* _SOURCE EXCERPT_
--- START ---
Question Number 123 by novrya last updated on 25/Jan/15
$${Solve}\:{the}\:{differential}\:{equation}: \\ $$$$\frac{{d}^{\mathrm{2}} {y}}{{dx}^{\mathrm{2}} }−\mathrm{2}\frac{{dy}}{{dx}}+{y}={e}^{\mathrm{4}{x}} \\ $$
Answered by sudhanshur last updated on 07/Dec/14
$$\mathrm{Let}\:{y}={Ae}^{\mathrm{4}{x}} \: \\ $$$$\frac{{dy}}{{dx}}=\mathrm{4}{Ae}^{\mathrm{4}{x}} \\ $$$$\frac{{d}^{\mathrm{2}} {y}}{{dx}^{\mathrm{2}} }=\mathrm{16}{Ae}^{\mathrm{4}{x}} \\ $$$$\mathrm{16}{Ae}^{\mathrm{4}{x}} −\mathrm{8}{Ae}^{\mathrm{4}{x}} +{Ae}^{\mathrm{4}{x}} ={e}^{\mathrm{4}{x}} \\ $$$${A}=\frac{\mathrm{1}}{\mathrm{9}} \\ $$$${y}=\frac{\mathrm{1}}{\mathrm{9}}{e}^{\mathrm{4}{x}} \\ $$
Commented by 123456 last updated on 14/Dec/14
$${y}''−\mathrm{2}{y}'+\mathrm{1}=\mathrm{0} \\ $$$$\lambda^{\mathrm{2}} −\mathrm{2}\lambda+\mathrm{1}=\mathrm{0} \\ $$$$\Delta=\left(−\mathrm{2}\right)^{\mathrm{2}} −\mathrm{4}\left(\mathrm{1}\right)\left(\mathrm{1}\right) \\ $$$$\:\:\:\:=\mathrm{4}−\mathrm{4}=\mathrm{0} \\ $$$$\lambda=\frac{−\left(−\mathrm{2}\right)+\sqrt{\mathrm{0}}}{\mathrm{2}\left(\mathrm{1}\right)}=\mathrm{1}\: \\ $$$${y}_{{n}} =\left({c}_{\mathrm{1}} +{c}_{\mathrm{2}} {x}\right){e}^{{x}} \\ $$$${y}={y}_{{n}} +{y}_{{p}} =\left({c}_{\mathrm{1}} +{c}_{\mathrm{2}} {x}\right){e}^{{x}} +\frac{\mathrm{1}}{\mathrm{9}}{e}^{\mathrm{4}{x}} \\ $$
Commented by sudhanshur last updated on 15/Dec/14
$$\boldsymbol{\mathrm{Thank}}\:\boldsymbol{\mathrm{You}},\:\mathrm{123456}! \\ $$
--- END ---
* _WHAT YOU NEED TO DO_
a. In the differential equation thread, what value does the posted answer find for A?
b. List every "last updated" date shown in the differential equation thread.
The items that come next have no part in this.

* _INFORMATION SUPPLIED_
--- START ---
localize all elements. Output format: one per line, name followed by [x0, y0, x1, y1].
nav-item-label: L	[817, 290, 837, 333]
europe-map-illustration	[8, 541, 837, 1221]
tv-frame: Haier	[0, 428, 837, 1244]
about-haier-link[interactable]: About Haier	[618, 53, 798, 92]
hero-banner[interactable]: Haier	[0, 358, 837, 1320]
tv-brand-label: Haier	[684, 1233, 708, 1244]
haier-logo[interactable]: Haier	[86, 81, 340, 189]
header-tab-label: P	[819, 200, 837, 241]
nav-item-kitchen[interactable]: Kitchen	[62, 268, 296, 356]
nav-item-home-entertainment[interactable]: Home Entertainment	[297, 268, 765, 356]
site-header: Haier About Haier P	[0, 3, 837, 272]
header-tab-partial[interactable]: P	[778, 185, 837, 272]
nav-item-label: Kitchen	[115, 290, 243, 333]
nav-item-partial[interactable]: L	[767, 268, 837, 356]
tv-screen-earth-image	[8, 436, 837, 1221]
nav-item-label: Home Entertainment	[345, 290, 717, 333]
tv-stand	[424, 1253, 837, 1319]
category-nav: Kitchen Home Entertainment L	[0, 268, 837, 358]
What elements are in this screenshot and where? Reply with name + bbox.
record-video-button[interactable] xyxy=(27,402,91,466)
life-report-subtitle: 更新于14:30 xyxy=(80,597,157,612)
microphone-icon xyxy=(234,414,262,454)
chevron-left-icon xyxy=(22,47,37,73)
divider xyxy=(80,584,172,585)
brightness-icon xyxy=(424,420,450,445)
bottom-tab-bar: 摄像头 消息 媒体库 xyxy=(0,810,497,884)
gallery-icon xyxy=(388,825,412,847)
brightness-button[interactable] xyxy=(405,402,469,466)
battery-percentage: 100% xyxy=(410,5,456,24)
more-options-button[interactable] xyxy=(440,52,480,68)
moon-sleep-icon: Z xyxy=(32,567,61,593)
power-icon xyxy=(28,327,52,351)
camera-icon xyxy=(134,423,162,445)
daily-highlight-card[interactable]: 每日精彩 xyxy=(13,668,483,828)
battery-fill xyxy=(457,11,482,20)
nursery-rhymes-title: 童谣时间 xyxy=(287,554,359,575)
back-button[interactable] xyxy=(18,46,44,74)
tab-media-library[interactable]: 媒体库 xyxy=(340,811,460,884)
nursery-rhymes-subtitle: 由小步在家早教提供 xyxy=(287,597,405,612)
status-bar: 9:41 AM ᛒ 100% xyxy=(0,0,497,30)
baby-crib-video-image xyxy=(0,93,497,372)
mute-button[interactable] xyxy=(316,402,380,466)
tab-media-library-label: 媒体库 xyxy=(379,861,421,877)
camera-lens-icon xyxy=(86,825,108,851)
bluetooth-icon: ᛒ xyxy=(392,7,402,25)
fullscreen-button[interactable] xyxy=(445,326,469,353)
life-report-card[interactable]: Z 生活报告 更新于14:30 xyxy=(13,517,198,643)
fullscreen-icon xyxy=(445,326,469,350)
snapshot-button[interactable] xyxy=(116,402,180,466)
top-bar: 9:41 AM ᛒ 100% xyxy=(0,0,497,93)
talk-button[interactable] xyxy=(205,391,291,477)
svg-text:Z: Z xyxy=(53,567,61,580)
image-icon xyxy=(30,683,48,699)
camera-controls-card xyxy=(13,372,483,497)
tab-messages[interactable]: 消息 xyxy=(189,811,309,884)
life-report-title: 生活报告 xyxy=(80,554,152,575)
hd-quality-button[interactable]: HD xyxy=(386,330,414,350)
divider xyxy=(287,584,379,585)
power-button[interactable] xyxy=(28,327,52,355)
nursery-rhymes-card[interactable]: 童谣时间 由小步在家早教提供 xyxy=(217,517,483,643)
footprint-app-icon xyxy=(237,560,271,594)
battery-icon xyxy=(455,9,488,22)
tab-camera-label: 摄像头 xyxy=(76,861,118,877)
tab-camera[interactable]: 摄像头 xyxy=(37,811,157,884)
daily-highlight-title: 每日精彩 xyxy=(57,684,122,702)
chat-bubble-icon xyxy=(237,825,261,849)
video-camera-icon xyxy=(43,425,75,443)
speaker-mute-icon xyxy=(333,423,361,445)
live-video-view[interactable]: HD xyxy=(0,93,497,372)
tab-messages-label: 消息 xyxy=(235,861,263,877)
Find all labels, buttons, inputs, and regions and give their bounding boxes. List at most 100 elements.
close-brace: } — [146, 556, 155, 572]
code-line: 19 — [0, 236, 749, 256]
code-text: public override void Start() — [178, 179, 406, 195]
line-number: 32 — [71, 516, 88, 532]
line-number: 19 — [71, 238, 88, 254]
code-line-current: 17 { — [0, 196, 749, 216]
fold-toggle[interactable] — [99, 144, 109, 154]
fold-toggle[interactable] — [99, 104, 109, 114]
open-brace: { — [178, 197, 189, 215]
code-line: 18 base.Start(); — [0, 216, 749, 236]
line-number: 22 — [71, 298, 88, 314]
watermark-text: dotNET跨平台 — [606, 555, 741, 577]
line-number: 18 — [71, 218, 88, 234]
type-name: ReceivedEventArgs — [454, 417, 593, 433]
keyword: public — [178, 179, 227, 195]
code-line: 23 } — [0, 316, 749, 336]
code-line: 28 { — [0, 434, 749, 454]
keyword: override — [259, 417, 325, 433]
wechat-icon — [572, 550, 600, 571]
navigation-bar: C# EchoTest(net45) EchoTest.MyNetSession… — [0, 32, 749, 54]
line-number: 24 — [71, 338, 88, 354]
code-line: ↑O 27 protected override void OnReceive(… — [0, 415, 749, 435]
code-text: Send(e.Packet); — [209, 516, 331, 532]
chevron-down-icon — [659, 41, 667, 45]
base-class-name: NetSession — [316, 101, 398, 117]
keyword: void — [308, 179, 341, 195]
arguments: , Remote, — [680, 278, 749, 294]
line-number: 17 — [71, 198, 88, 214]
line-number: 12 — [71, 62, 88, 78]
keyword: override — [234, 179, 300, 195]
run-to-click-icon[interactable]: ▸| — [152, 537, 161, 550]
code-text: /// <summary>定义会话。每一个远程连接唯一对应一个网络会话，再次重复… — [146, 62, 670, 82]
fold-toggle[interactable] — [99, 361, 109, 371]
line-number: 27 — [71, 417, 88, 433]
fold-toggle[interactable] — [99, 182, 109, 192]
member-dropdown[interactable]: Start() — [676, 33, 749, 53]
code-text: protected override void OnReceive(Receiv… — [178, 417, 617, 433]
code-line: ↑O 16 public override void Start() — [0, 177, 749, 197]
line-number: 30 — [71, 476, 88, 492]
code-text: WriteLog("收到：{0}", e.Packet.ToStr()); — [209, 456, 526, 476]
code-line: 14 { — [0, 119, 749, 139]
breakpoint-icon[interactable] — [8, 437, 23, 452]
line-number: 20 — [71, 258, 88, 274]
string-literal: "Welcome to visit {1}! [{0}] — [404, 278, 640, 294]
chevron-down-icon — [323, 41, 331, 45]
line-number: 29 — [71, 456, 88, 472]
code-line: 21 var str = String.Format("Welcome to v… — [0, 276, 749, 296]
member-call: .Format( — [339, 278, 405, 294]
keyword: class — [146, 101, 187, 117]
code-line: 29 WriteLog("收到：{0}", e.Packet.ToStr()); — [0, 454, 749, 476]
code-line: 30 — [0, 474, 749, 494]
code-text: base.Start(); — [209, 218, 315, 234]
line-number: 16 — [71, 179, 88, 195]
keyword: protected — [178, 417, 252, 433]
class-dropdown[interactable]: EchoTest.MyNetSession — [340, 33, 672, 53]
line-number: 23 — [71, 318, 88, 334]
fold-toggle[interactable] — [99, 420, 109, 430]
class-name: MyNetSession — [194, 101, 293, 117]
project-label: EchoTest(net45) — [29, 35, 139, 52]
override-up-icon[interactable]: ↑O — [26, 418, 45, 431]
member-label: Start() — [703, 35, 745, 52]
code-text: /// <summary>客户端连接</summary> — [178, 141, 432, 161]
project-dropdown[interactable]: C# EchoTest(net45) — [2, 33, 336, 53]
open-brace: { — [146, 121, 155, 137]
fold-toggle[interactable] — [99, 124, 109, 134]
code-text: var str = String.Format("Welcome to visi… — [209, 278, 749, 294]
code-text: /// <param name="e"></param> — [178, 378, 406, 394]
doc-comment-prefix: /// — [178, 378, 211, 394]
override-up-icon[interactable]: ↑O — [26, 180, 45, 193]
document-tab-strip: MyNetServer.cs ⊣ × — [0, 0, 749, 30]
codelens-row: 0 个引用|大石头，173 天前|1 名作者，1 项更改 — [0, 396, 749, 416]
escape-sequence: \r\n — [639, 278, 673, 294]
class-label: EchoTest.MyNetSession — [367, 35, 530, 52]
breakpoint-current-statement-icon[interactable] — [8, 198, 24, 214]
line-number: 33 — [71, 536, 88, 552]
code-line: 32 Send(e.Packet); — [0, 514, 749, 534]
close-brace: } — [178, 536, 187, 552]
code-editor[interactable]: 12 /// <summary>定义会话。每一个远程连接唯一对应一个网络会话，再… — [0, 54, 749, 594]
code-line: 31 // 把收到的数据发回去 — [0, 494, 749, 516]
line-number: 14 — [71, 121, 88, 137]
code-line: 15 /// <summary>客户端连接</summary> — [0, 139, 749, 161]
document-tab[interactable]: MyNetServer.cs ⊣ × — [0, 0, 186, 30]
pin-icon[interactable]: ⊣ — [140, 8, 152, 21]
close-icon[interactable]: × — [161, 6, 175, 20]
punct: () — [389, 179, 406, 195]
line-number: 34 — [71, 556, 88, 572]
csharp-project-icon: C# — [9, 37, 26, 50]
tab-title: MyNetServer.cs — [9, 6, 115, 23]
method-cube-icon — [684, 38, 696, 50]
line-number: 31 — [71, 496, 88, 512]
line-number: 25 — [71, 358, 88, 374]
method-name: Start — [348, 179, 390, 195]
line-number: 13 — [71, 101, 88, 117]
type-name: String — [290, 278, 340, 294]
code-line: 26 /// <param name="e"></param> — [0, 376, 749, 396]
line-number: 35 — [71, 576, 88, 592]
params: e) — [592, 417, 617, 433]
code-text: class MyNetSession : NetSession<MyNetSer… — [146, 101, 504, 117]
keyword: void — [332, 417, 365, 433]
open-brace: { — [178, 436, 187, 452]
--- END ---
* _THE ANSWERS_
a. A = 1/9

b. 25/Jan/15, 07/Dec/14, 14/Dec/14, 15/Dec/14